# Quoted passage
TABLE OF CONTENTS
ABINIT/setup_bse_interp [ Functions ]
NAME
setup_bse_interp
FUNCTION
COPYRIGHT
Copyright (C) 2009-2018 ABINIT group (Y. Gillet) This file is distributed under the terms of the GNU General Public License, see ~abinit/COPYING or http://www.gnu.org/copyleft/gpl.txt . For the initials of contributors, see ~abinit/doc/developers/contributors.txt .
INPUTS
ngfft_gw(18)=Information about 3D FFT for density and potentials, see ~abinit/doc/variables/vargs.htm#ngfft acell(3)=Length scales of primitive translations (bohr) rprim(3,3)=Dimensionless real space primitive translations. Dtset<dataset_type>=All input variables for this dataset. Some of them might be redefined here TODO Dtfil=filenames and unit numbers used in abinit. fnameabi_wfkfile is changed is Fortran file is not found but a netcdf version with similar name is available.

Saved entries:
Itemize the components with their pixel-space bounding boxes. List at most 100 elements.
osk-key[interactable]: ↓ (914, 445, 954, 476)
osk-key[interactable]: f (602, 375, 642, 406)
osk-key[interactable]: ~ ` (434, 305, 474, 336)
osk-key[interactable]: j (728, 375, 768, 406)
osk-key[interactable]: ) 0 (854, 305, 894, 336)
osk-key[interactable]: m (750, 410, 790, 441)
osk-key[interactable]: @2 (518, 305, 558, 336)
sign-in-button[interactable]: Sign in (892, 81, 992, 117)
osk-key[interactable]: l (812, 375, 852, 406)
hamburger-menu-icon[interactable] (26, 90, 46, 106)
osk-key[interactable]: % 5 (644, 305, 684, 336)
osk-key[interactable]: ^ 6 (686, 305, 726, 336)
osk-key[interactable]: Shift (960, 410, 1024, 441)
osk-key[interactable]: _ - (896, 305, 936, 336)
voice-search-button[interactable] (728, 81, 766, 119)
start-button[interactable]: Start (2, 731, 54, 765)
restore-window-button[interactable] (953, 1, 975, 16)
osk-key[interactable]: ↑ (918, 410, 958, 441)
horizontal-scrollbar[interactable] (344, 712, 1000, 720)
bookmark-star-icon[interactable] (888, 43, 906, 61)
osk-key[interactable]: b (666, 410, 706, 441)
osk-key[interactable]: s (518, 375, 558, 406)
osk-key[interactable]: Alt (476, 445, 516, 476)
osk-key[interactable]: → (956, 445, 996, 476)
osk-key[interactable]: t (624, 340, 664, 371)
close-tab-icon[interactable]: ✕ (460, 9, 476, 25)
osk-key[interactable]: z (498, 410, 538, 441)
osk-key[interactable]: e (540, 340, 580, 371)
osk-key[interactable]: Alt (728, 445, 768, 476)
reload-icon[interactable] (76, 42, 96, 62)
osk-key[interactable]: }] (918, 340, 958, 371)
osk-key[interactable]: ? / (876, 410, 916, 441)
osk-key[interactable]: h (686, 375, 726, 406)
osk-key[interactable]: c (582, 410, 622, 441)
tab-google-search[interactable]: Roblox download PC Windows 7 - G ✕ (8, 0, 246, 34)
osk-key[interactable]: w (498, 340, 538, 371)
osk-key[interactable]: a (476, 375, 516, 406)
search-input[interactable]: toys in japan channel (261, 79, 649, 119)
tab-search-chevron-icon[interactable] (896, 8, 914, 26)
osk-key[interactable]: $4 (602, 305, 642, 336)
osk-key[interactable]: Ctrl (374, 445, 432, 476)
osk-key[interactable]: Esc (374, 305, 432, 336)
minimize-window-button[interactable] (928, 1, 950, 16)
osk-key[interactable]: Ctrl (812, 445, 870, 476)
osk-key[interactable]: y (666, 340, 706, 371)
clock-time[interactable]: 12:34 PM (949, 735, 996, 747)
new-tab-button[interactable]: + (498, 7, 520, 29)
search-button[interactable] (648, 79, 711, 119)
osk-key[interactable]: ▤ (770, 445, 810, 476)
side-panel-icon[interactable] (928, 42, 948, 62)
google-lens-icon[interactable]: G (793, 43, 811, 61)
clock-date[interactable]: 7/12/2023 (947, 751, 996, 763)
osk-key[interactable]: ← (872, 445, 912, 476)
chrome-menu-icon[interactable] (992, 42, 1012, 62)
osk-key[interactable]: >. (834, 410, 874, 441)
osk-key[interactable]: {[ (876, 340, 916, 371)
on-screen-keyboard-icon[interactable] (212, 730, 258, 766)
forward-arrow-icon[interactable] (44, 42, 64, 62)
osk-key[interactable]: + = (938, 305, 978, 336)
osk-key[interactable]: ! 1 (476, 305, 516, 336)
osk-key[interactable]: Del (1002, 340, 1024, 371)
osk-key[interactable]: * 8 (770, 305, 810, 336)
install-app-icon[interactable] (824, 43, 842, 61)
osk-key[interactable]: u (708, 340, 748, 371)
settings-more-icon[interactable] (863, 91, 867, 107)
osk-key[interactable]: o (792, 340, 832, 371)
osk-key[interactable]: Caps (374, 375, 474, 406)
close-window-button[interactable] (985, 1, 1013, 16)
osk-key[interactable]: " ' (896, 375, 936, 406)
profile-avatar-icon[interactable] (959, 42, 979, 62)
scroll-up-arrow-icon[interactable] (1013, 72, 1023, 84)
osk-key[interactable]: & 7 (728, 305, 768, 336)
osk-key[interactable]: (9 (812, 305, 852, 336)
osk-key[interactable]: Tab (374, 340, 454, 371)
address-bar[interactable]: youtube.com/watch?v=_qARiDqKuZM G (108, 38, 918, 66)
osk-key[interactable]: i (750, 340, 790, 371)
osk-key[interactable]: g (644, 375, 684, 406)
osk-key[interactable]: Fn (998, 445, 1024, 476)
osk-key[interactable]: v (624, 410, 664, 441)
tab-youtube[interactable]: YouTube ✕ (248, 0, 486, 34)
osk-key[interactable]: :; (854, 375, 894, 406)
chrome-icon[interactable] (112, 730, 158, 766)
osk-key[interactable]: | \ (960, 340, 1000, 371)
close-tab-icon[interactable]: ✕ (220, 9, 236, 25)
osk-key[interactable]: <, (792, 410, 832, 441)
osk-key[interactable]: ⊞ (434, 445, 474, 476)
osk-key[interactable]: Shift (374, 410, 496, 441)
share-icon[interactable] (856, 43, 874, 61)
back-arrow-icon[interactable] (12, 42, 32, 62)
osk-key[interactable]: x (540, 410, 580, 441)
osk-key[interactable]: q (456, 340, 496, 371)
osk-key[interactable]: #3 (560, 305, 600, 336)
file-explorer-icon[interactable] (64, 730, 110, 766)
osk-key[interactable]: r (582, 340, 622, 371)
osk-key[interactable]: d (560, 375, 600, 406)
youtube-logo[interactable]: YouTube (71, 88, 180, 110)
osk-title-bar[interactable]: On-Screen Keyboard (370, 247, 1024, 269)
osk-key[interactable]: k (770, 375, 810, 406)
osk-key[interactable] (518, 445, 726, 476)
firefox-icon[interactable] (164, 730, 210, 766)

# What this exercise asks
a) Revise the stretch from "TABLE OF CONTENTS" through "name is available." in the setup_bse_interp documentation page, putting "NetCDF" wherever "netcdf" occurs.
b) Pick up the setup_bse_interp documentation page right after its final sentence and keep writing.

# Answers for the tasks
a)
TABLE OF CONTENTS
ABINIT/setup_bse_interp [ Functions ]
NAME
setup_bse_interp
FUNCTION
COPYRIGHT
Copyright (C) 2009-2018 ABINIT group (Y. Gillet) This file is distributed under the terms of the GNU General Public License, see ~abinit/COPYING or http://www.gnu.org/copyleft/gpl.txt . For the initials of contributors, see ~abinit/doc/developers/contributors.txt .
INPUTS
ngfft_gw(18)=Information about 3D FFT for density and potentials, see ~abinit/doc/variables/vargs.htm#ngfft acell(3)=Length scales of primitive translations (bohr) rprim(3,3)=Dimensionless real space primitive translations. Dtset<dataset_type>=All input variables for this dataset. Some of them might be redefined here TODO Dtfil=filenames and unit numbers used in abinit. fnameabi_wfkfile is changed is Fortran file is not found but a NetCDF version with similar name is available.

b)
OUTPUT
Cryst<crystal_structure>=Info on the crystalline Structure. Kmesh<BZ_mesh_type>=Structure defining the k-sampling for the wavefunctions. Qmesh<BZ_mesh_type>=Structure defining the q-sampling for the symmetrized inverse dielectric matrix. Gsph_x<gsphere_t=Data type gathering info on the G-sphere for wave functions and e^{-1}, KS_BSt<Bandstructure_type>=The KS band structure (energies, occupancies, k-weights...) Vcp<vcoul_t>=Structure gathering information on the Coulomb interaction in reciprocal space, including a possible cutoff in real space. ngfft_osc(18)=Contain all needed information about the 3D FFT for the oscillator matrix elements. See ~abinit/doc/variables/vargs.htm#ngfft Bsp<excparam>=Basic parameters defining the Bethe-Salpeter run. Completely initialed in output. Hdr_wfk<Hdr_type>=The header of the WFK file. Hdr_bse<Hdr_type>=Local header initialized from the parameters used for the Bethe-Salpeter calculation. w_file=File name used to construct W. Set to ABI_NOFILE if no external file is used.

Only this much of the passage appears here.